(Stored items from a collection)

========================================================================

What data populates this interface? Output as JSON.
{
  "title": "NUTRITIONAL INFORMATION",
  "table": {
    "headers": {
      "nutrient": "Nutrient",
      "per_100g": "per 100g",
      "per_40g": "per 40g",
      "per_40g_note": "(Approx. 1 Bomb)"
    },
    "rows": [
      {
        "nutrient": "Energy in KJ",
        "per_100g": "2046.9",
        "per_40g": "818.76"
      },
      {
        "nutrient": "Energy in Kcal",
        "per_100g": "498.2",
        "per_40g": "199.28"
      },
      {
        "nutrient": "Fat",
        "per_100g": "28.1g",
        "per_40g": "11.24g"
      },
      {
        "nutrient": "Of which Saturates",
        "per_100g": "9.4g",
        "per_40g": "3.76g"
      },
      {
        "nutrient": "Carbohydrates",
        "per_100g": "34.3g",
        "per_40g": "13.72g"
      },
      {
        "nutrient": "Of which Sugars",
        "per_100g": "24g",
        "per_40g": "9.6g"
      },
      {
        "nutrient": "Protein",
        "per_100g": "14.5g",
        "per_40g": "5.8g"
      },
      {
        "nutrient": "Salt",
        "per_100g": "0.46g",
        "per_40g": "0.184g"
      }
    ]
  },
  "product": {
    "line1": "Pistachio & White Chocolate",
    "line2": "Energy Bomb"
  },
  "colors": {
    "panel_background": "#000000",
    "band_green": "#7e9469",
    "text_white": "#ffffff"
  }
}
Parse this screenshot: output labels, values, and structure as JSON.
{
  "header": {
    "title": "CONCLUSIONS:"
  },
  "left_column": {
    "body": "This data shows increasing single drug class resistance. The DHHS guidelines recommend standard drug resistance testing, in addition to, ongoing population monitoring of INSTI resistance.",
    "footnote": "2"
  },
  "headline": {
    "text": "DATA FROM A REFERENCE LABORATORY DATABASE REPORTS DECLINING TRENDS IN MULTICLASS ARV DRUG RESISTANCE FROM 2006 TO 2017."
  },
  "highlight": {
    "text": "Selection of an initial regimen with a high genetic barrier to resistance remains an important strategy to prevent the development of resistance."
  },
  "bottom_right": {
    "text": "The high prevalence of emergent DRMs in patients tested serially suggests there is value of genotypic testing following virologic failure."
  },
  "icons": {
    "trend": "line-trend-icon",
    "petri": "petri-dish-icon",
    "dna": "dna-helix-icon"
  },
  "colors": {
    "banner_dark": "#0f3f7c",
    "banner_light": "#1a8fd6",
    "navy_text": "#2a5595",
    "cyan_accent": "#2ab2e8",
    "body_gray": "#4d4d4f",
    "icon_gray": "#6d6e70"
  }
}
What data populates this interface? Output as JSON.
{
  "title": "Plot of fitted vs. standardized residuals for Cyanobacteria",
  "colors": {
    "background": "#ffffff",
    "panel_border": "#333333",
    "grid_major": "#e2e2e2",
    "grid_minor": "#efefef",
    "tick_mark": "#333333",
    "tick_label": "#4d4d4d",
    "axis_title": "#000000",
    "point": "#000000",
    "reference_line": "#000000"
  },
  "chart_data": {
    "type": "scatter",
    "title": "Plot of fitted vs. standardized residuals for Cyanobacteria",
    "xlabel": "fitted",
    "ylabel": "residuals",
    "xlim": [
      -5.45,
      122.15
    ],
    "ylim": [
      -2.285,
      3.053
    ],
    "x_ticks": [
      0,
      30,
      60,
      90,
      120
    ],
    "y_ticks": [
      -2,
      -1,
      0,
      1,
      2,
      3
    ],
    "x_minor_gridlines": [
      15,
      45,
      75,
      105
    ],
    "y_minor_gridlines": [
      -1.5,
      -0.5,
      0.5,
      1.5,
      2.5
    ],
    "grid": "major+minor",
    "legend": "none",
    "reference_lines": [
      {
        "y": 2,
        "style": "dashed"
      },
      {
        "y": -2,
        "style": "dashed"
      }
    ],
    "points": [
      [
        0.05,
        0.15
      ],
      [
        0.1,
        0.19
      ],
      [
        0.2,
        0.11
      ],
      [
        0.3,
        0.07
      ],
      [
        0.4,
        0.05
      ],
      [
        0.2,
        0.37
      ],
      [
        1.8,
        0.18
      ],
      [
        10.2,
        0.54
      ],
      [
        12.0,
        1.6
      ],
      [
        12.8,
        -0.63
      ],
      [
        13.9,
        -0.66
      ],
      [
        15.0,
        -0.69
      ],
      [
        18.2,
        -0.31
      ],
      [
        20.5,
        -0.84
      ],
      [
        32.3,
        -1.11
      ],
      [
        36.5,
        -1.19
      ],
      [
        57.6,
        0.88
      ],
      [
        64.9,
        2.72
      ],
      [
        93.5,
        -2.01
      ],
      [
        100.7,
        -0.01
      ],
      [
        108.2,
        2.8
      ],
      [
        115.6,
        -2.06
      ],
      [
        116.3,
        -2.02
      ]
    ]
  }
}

========================================================================

## Try it
Determine the number of lines in the entries that hold "nutrient". Reply with that number only.

## Problem solution
9